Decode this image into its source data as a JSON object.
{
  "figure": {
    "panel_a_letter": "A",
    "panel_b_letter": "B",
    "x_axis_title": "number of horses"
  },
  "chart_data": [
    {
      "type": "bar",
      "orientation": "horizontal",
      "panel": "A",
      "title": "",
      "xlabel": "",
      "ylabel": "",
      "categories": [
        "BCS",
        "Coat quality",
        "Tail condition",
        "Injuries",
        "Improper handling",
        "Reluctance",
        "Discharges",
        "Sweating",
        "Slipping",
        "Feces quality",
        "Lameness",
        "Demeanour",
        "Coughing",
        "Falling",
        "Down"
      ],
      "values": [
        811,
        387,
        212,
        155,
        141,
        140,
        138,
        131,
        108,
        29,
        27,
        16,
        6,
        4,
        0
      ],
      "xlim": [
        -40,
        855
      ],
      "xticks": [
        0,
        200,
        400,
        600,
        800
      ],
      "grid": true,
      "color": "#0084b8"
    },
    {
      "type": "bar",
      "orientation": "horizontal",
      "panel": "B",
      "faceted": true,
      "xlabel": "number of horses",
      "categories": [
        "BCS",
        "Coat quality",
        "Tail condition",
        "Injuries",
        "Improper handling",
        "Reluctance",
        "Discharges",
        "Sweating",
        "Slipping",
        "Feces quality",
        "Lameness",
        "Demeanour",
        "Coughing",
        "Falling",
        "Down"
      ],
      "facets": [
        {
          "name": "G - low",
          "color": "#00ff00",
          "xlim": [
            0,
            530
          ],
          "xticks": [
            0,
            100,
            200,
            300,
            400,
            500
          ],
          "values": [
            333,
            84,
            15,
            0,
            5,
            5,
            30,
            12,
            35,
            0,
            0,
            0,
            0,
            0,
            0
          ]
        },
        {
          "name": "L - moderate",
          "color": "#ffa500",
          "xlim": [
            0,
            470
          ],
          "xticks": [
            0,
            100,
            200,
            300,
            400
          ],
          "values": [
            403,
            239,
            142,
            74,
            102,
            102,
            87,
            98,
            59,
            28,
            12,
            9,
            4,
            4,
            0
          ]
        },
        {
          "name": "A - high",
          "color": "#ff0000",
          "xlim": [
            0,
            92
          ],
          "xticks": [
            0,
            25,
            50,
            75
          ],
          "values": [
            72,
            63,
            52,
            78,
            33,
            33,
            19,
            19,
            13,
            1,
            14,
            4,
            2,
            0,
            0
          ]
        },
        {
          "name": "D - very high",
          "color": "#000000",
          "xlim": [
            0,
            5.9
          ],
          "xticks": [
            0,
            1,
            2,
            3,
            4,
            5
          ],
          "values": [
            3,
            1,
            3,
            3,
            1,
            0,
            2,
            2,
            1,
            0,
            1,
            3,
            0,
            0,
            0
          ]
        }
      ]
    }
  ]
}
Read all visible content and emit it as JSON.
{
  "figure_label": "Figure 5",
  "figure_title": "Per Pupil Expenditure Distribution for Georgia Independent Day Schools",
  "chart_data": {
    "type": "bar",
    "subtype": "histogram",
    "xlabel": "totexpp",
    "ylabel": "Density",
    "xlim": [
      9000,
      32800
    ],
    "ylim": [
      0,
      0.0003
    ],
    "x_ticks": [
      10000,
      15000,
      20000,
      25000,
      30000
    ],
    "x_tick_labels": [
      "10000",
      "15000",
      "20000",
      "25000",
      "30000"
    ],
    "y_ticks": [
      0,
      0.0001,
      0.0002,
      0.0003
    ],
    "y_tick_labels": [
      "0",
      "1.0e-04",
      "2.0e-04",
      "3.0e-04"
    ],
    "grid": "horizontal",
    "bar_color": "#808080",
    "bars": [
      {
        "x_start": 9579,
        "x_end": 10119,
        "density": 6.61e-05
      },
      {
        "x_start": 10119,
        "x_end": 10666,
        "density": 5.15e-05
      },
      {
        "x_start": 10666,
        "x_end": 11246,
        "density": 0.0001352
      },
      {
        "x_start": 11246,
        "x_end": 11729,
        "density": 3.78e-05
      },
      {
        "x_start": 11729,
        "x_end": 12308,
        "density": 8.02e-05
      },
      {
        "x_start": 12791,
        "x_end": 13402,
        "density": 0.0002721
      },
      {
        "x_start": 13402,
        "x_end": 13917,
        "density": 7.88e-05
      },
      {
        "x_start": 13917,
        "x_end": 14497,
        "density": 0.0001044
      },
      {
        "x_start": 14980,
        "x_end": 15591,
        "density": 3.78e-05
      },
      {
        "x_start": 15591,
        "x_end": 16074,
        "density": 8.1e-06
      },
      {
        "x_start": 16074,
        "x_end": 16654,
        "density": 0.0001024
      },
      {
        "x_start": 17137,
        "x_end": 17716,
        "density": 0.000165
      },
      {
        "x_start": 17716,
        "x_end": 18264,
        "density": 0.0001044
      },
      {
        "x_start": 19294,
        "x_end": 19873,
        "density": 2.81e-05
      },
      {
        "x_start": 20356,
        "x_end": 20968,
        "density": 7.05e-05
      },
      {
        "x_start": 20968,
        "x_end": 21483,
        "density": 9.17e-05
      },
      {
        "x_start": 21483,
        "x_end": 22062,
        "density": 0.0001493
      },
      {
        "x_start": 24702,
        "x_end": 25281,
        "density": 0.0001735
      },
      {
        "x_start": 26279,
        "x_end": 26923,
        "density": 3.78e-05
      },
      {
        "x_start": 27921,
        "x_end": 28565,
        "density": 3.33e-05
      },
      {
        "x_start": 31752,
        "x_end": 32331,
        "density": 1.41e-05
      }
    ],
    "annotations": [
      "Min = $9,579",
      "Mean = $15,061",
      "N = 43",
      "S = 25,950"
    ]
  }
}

[What you should do] Transcribe every entry verbatim.

[Output of the task]
Decode this image into its source data as a JSON object.
{
  "figure": {
    "panel_a_letter": "A",
    "panel_b_letter": "B",
    "x_axis_title": "number of horses"
  },
  "chart_data": [
    {
      "type": "bar",
      "orientation": "horizontal",
      "panel": "A",
      "title": "",
      "xlabel": "",
      "ylabel": "",
      "categories": [
        "BCS",
        "Coat quality",
        "Tail condition",
        "Injuries",
        "Improper handling",
        "Reluctance",
        "Discharges",
        "Sweating",
        "Slipping",
        "Feces quality",
        "Lameness",
        "Demeanour",
        "Coughing",
        "Falling",
        "Down"
      ],
      "values": [
        811,
        387,
        212,
        155,
        141,
        140,
        138,
        131,
        108,
        29,
        27,
        16,
        6,
        4,
        0
      ],
      "xlim": [
        -40,
        855
      ],
      "xticks": [
        0,
        200,
        400,
        600,
        800
      ],
      "grid": true,
      "color": "#0084b8"
    },
    {
      "type": "bar",
      "orientation": "horizontal",
      "panel": "B",
      "faceted": true,
      "xlabel": "number of horses",
      "categories": [
        "BCS",
        "Coat quality",
        "Tail condition",
        "Injuries",
        "Improper handling",
        "Reluctance",
        "Discharges",
        "Sweating",
        "Slipping",
        "Feces quality",
        "Lameness",
        "Demeanour",
        "Coughing",
        "Falling",
        "Down"
      ],
      "facets": [
        {
          "name": "G - low",
          "color": "#00ff00",
          "xlim": [
            0,
            530
          ],
          "xticks": [
            0,
            100,
            200,
            300,
            400,
            500
          ],
          "values": [
            333,
            84,
            15,
            0,
            5,
            5,
            30,
            12,
            35,
            0,
            0,
            0,
            0,
            0,
            0
          ]
        },
        {
          "name": "L - moderate",
          "color": "#ffa500",
          "xlim": [
            0,
            470
          ],
          "xticks": [
            0,
            100,
            200,
            300,
            400
          ],
          "values": [
            403,
            239,
            142,
            74,
            102,
            102,
            87,
            98,
            59,
            28,
            12,
            9,
            4,
            4,
            0
          ]
        },
        {
          "name": "A - high",
          "color": "#ff0000",
          "xlim": [
            0,
            92
          ],
          "xticks": [
            0,
            25,
            50,
            75
          ],
          "values": [
            72,
            63,
            52,
            78,
            33,
            33,
            19,
            19,
            13,
            1,
            14,
            4,
            2,
            0,
            0
          ]
        },
        {
          "name": "D - very high",
          "color": "#000000",
          "xlim": [
            0,
            5.9
          ],
          "xticks": [
            0,
            1,
            2,
            3,
            4,
            5
          ],
          "values": [
            3,
            1,
            3,
            3,
            1,
            0,
            2,
            2,
            1,
            0,
            1,
            3,
            0,
            0,
            0
          ]
        }
      ]
    }
  ]
}
Read all visible content and emit it as JSON.
{
  "figure_label": "Figure 5",
  "figure_title": "Per Pupil Expenditure Distribution for Georgia Independent Day Schools",
  "chart_data": {
    "type": "bar",
    "subtype": "histogram",
    "xlabel": "totexpp",
    "ylabel": "Density",
    "xlim": [
      9000,
      32800
    ],
    "ylim": [
      0,
      0.0003
    ],
    "x_ticks": [
      10000,
      15000,
      20000,
      25000,
      30000
    ],
    "x_tick_labels": [
      "10000",
      "15000",
      "20000",
      "25000",
      "30000"
    ],
    "y_ticks": [
      0,
      0.0001,
      0.0002,
      0.0003
    ],
    "y_tick_labels": [
      "0",
      "1.0e-04",
      "2.0e-04",
      "3.0e-04"
    ],
    "grid": "horizontal",
    "bar_color": "#808080",
    "bars": [
      {
        "x_start": 9579,
        "x_end": 10119,
        "density": 6.61e-05
      },
      {
        "x_start": 10119,
        "x_end": 10666,
        "density": 5.15e-05
      },
      {
        "x_start": 10666,
        "x_end": 11246,
        "density": 0.0001352
      },
      {
        "x_start": 11246,
        "x_end": 11729,
        "density": 3.78e-05
      },
      {
        "x_start": 11729,
        "x_end": 12308,
        "density": 8.02e-05
      },
      {
        "x_start": 12791,
        "x_end": 13402,
        "density": 0.0002721
      },
      {
        "x_start": 13402,
        "x_end": 13917,
        "density": 7.88e-05
      },
      {
        "x_start": 13917,
        "x_end": 14497,
        "density": 0.0001044
      },
      {
        "x_start": 14980,
        "x_end": 15591,
        "density": 3.78e-05
      },
      {
        "x_start": 15591,
        "x_end": 16074,
        "density": 8.1e-06
      },
      {
        "x_start": 16074,
        "x_end": 16654,
        "density": 0.0001024
      },
      {
        "x_start": 17137,
        "x_end": 17716,
        "density": 0.000165
      },
      {
        "x_start": 17716,
        "x_end": 18264,
        "density": 0.0001044
      },
      {
        "x_start": 19294,
        "x_end": 19873,
        "density": 2.81e-05
      },
      {
        "x_start": 20356,
        "x_end": 20968,
        "density": 7.05e-05
      },
      {
        "x_start": 20968,
        "x_end": 21483,
        "density": 9.17e-05
      },
      {
        "x_start": 21483,
        "x_end": 22062,
        "density": 0.0001493
      },
      {
        "x_start": 24702,
        "x_end": 25281,
        "density": 0.0001735
      },
      {
        "x_start": 26279,
        "x_end": 26923,
        "density": 3.78e-05
      },
      {
        "x_start": 27921,
        "x_end": 28565,
        "density": 3.33e-05
      },
      {
        "x_start": 31752,
        "x_end": 32331,
        "density": 1.41e-05
      }
    ],
    "annotations": [
      "Min = $9,579",
      "Mean = $15,061",
      "N = 43",
      "S = 25,950"
    ]
  }
}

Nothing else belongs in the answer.